━━━ Data to use ━━━

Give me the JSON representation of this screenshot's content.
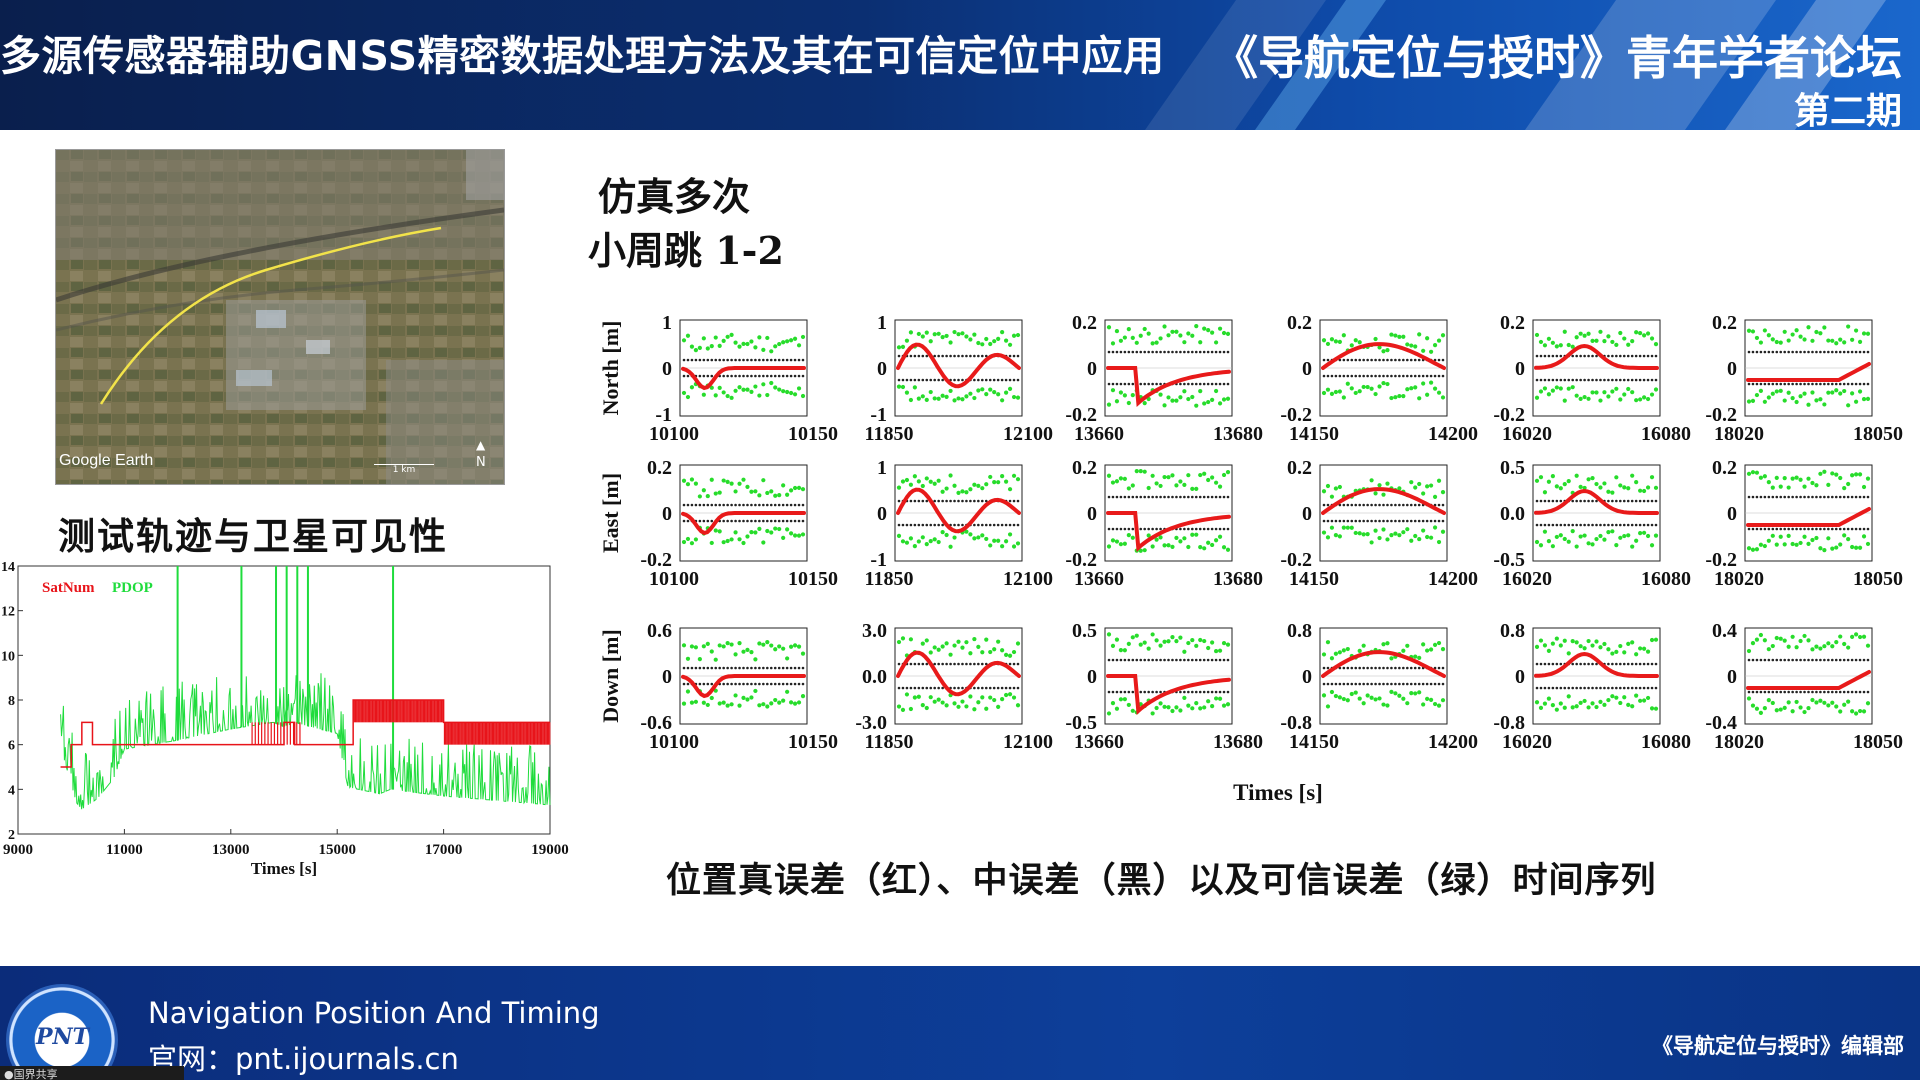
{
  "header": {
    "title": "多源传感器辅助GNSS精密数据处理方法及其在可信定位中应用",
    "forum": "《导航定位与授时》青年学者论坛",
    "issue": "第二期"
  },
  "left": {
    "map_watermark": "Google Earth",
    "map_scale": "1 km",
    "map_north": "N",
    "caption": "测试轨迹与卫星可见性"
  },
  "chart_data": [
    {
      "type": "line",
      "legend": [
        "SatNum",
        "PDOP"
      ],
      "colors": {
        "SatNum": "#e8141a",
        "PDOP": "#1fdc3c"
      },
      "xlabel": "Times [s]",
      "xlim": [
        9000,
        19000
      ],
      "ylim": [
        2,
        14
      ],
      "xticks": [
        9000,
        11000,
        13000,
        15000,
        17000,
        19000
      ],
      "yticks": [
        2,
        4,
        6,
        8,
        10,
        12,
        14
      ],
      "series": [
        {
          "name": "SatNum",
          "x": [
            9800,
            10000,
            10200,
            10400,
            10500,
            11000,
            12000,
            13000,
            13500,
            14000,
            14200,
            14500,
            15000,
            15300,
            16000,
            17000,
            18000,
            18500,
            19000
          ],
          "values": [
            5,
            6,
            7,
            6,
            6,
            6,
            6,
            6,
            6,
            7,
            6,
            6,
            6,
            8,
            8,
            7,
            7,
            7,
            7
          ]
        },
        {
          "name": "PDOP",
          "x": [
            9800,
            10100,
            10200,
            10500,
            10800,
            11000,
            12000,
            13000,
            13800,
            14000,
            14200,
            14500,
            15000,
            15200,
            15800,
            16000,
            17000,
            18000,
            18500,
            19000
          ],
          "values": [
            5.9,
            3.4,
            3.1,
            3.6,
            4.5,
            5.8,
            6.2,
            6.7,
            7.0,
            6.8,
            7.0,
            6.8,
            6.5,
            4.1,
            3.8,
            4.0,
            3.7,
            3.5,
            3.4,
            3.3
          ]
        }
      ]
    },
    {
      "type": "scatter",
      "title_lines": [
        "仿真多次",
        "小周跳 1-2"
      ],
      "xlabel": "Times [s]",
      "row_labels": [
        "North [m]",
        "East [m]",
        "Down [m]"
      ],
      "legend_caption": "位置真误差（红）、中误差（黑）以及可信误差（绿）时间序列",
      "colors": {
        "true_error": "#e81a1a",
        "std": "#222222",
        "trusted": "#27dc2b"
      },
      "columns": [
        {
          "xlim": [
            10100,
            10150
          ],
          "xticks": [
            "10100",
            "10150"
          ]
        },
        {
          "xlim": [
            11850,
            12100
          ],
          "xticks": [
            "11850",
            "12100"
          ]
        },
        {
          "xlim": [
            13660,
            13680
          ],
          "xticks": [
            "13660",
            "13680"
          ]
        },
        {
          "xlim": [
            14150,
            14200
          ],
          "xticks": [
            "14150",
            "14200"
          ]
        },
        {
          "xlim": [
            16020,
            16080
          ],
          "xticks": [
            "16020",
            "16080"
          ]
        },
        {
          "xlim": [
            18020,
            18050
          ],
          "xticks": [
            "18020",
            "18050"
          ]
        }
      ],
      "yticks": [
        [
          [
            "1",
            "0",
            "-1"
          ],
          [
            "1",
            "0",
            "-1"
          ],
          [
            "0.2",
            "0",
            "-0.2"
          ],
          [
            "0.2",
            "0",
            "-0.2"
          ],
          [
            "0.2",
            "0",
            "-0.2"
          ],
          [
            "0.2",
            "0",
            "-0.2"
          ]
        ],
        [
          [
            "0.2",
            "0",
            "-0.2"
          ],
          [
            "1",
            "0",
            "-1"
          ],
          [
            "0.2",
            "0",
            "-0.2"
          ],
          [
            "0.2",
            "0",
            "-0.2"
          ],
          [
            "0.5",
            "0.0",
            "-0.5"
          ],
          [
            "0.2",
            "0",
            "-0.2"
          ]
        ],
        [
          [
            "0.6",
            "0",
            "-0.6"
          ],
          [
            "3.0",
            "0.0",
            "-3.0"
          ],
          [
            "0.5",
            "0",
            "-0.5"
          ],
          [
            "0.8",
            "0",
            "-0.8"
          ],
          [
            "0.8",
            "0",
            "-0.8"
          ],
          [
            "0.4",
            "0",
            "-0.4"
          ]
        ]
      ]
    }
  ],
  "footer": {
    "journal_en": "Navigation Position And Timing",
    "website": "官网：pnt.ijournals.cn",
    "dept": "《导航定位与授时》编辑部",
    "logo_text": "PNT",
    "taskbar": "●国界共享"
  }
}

━━━

▶ _Problem statement_: Reproduce every entry word for word, but skip any pictures.

▶ _The completed task_:
Give me the JSON representation of this screenshot's content.
{
  "header": {
    "title": "多源传感器辅助GNSS精密数据处理方法及其在可信定位中应用",
    "forum": "《导航定位与授时》青年学者论坛",
    "issue": "第二期"
  },
  "left": {
    "map_watermark": "Google Earth",
    "map_scale": "1 km",
    "map_north": "N",
    "caption": "测试轨迹与卫星可见性"
  },
  "chart_data": [
    {
      "type": "line",
      "legend": [
        "SatNum",
        "PDOP"
      ],
      "colors": {
        "SatNum": "#e8141a",
        "PDOP": "#1fdc3c"
      },
      "xlabel": "Times [s]",
      "xlim": [
        9000,
        19000
      ],
      "ylim": [
        2,
        14
      ],
      "xticks": [
        9000,
        11000,
        13000,
        15000,
        17000,
        19000
      ],
      "yticks": [
        2,
        4,
        6,
        8,
        10,
        12,
        14
      ],
      "series": [
        {
          "name": "SatNum",
          "x": [
            9800,
            10000,
            10200,
            10400,
            10500,
            11000,
            12000,
            13000,
            13500,
            14000,
            14200,
            14500,
            15000,
            15300,
            16000,
            17000,
            18000,
            18500,
            19000
          ],
          "values": [
            5,
            6,
            7,
            6,
            6,
            6,
            6,
            6,
            6,
            7,
            6,
            6,
            6,
            8,
            8,
            7,
            7,
            7,
            7
          ]
        },
        {
          "name": "PDOP",
          "x": [
            9800,
            10100,
            10200,
            10500,
            10800,
            11000,
            12000,
            13000,
            13800,
            14000,
            14200,
            14500,
            15000,
            15200,
            15800,
            16000,
            17000,
            18000,
            18500,
            19000
          ],
          "values": [
            5.9,
            3.4,
            3.1,
            3.6,
            4.5,
            5.8,
            6.2,
            6.7,
            7.0,
            6.8,
            7.0,
            6.8,
            6.5,
            4.1,
            3.8,
            4.0,
            3.7,
            3.5,
            3.4,
            3.3
          ]
        }
      ]
    },
    {
      "type": "scatter",
      "title_lines": [
        "仿真多次",
        "小周跳 1-2"
      ],
      "xlabel": "Times [s]",
      "row_labels": [
        "North [m]",
        "East [m]",
        "Down [m]"
      ],
      "legend_caption": "位置真误差（红）、中误差（黑）以及可信误差（绿）时间序列",
      "colors": {
        "true_error": "#e81a1a",
        "std": "#222222",
        "trusted": "#27dc2b"
      },
      "columns": [
        {
          "xlim": [
            10100,
            10150
          ],
          "xticks": [
            "10100",
            "10150"
          ]
        },
        {
          "xlim": [
            11850,
            12100
          ],
          "xticks": [
            "11850",
            "12100"
          ]
        },
        {
          "xlim": [
            13660,
            13680
          ],
          "xticks": [
            "13660",
            "13680"
          ]
        },
        {
          "xlim": [
            14150,
            14200
          ],
          "xticks": [
            "14150",
            "14200"
          ]
        },
        {
          "xlim": [
            16020,
            16080
          ],
          "xticks": [
            "16020",
            "16080"
          ]
        },
        {
          "xlim": [
            18020,
            18050
          ],
          "xticks": [
            "18020",
            "18050"
          ]
        }
      ],
      "yticks": [
        [
          [
            "1",
            "0",
            "-1"
          ],
          [
            "1",
            "0",
            "-1"
          ],
          [
            "0.2",
            "0",
            "-0.2"
          ],
          [
            "0.2",
            "0",
            "-0.2"
          ],
          [
            "0.2",
            "0",
            "-0.2"
          ],
          [
            "0.2",
            "0",
            "-0.2"
          ]
        ],
        [
          [
            "0.2",
            "0",
            "-0.2"
          ],
          [
            "1",
            "0",
            "-1"
          ],
          [
            "0.2",
            "0",
            "-0.2"
          ],
          [
            "0.2",
            "0",
            "-0.2"
          ],
          [
            "0.5",
            "0.0",
            "-0.5"
          ],
          [
            "0.2",
            "0",
            "-0.2"
          ]
        ],
        [
          [
            "0.6",
            "0",
            "-0.6"
          ],
          [
            "3.0",
            "0.0",
            "-3.0"
          ],
          [
            "0.5",
            "0",
            "-0.5"
          ],
          [
            "0.8",
            "0",
            "-0.8"
          ],
          [
            "0.8",
            "0",
            "-0.8"
          ],
          [
            "0.4",
            "0",
            "-0.4"
          ]
        ]
      ]
    }
  ],
  "footer": {
    "journal_en": "Navigation Position And Timing",
    "website": "官网：pnt.ijournals.cn",
    "dept": "《导航定位与授时》编辑部",
    "logo_text": "PNT",
    "taskbar": "●国界共享"
  }
}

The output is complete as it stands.